THE TASK
Going through the material below, please gather all lines with the word "Females" in them.

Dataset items
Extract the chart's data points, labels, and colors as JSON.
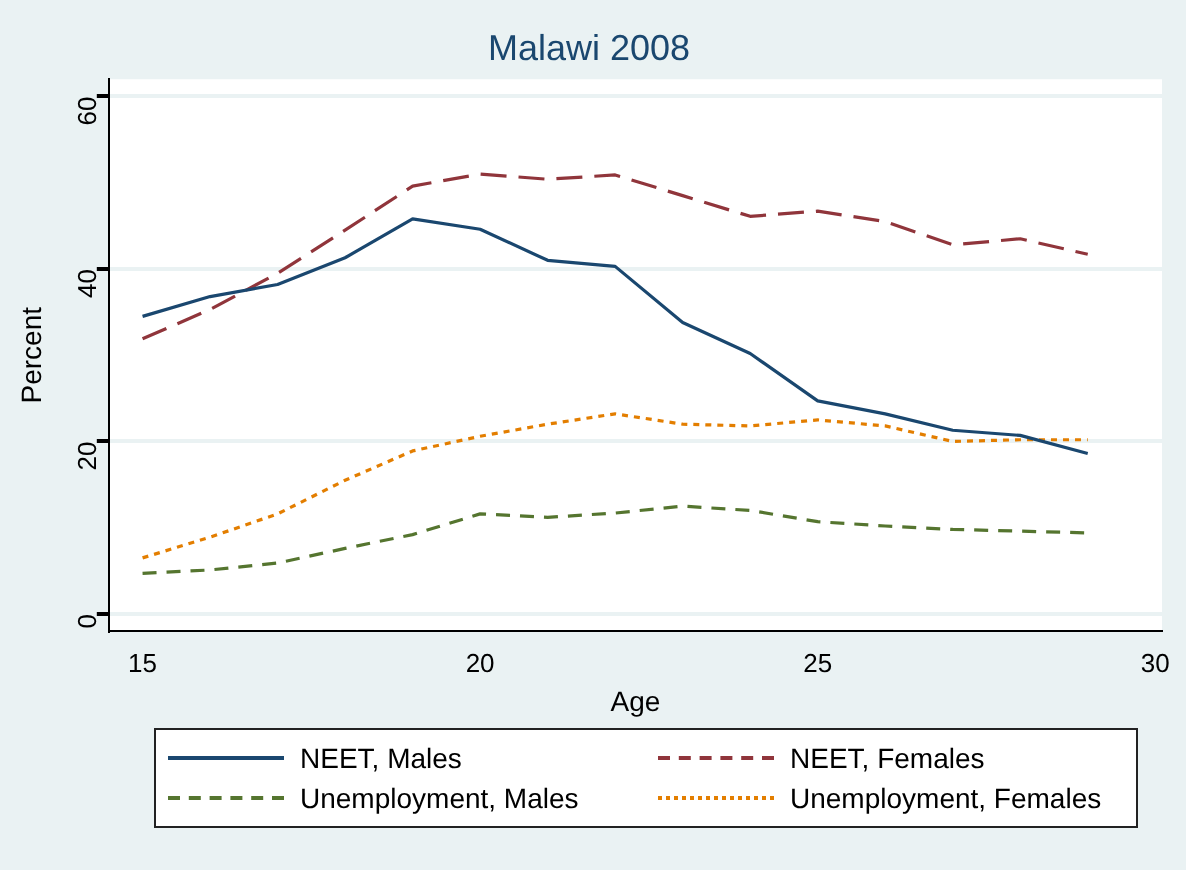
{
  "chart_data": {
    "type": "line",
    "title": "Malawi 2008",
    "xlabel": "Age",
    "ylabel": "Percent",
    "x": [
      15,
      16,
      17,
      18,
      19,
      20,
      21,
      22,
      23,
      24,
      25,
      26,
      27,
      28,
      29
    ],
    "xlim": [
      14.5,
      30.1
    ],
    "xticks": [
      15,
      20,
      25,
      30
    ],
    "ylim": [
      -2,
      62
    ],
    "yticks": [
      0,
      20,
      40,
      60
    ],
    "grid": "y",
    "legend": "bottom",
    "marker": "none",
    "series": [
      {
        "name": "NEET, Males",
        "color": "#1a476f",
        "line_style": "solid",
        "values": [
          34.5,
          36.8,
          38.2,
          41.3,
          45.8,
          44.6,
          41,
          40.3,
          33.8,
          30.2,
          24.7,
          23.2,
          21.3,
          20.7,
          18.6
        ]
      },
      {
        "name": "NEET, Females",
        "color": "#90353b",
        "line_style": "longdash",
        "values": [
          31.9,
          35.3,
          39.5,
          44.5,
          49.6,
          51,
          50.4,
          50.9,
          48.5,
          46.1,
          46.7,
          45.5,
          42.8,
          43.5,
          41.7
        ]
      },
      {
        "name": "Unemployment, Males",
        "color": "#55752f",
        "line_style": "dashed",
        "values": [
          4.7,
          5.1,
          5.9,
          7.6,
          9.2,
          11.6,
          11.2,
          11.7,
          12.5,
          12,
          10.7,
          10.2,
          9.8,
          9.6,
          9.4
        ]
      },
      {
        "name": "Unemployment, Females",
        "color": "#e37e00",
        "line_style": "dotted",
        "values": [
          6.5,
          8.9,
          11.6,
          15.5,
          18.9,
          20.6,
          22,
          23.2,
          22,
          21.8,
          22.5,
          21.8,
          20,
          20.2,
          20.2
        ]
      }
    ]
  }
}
---
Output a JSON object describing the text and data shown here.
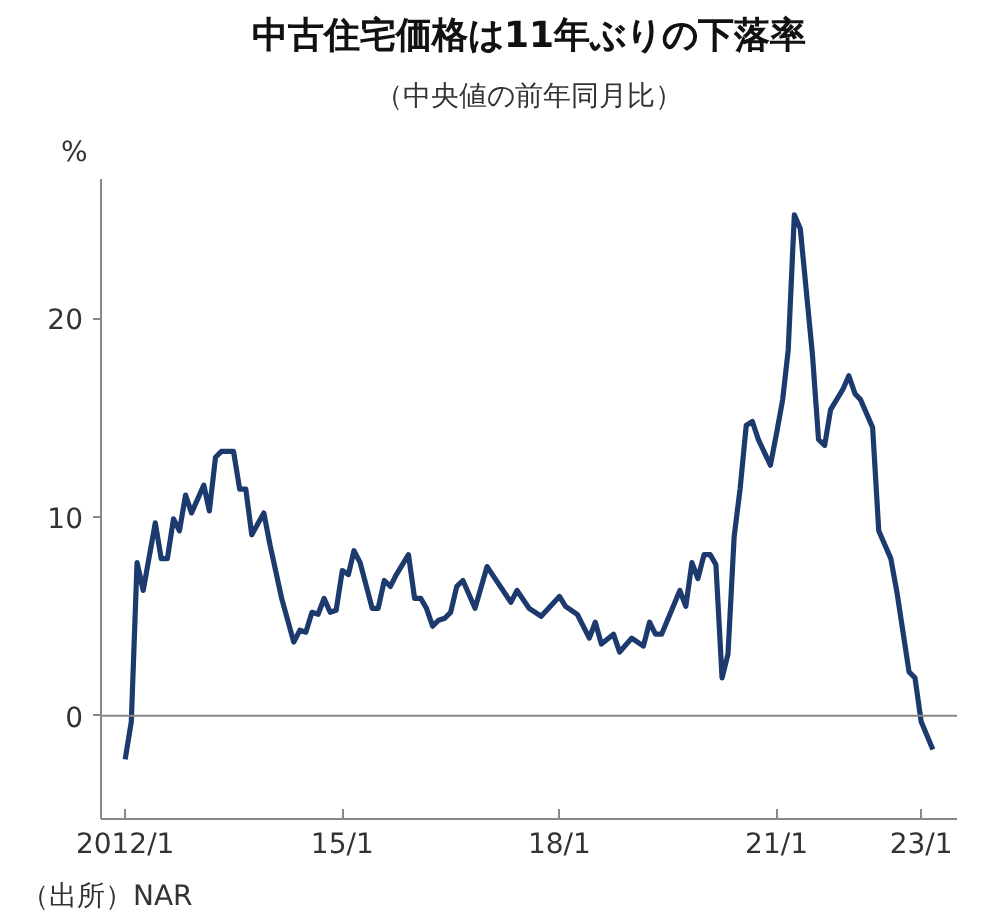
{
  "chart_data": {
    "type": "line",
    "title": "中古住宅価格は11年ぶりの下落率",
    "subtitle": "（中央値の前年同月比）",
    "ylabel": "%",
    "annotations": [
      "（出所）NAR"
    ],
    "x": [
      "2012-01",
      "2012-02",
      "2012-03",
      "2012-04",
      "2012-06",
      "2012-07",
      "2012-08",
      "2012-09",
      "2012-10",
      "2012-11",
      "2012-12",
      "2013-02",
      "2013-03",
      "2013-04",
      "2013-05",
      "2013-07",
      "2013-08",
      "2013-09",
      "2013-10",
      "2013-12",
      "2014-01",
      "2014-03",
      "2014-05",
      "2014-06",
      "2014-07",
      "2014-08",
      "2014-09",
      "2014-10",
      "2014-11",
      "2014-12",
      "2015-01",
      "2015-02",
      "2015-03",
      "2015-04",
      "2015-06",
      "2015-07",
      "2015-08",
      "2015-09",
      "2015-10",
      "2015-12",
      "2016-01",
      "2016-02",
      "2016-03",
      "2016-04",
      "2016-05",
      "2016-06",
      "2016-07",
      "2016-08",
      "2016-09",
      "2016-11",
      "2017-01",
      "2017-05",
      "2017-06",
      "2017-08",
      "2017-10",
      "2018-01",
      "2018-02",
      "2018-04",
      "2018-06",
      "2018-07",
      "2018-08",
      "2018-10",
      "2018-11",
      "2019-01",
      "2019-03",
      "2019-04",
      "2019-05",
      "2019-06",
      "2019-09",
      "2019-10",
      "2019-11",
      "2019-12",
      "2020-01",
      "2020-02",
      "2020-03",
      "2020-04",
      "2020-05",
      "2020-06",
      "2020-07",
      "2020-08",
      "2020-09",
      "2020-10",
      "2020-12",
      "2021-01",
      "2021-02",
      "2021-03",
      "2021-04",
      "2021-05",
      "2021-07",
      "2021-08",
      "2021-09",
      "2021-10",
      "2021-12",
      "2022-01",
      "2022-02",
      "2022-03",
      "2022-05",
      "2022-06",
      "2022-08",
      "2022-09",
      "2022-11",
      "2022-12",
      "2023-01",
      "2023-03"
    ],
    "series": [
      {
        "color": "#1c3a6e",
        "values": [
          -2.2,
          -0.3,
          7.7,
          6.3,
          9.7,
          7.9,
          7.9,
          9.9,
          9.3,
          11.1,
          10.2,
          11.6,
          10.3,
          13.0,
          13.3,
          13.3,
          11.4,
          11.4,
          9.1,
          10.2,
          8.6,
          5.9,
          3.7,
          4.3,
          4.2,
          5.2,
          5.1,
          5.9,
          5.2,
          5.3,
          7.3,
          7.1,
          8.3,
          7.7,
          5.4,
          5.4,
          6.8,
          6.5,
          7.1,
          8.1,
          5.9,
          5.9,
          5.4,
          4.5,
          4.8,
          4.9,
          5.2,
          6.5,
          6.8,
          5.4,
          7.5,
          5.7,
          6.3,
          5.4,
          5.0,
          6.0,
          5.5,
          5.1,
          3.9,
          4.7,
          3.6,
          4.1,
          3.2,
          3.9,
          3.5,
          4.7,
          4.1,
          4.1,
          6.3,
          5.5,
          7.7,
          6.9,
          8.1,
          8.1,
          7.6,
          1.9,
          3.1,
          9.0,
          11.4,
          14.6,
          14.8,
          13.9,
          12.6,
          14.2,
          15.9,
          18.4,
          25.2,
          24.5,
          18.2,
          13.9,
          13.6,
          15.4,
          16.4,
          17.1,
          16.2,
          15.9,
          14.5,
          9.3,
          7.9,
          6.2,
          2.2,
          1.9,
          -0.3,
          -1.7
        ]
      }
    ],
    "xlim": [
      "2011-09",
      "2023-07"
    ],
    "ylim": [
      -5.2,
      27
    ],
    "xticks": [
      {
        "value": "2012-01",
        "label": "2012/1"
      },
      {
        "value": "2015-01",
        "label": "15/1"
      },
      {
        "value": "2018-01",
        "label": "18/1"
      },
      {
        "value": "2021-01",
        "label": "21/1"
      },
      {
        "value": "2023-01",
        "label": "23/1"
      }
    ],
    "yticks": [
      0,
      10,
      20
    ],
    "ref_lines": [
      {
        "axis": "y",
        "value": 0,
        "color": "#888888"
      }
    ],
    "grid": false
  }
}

ANSWER TO THE PROBLEM
        "name": "NEET, Females",
        "name": "Unemployment, Females",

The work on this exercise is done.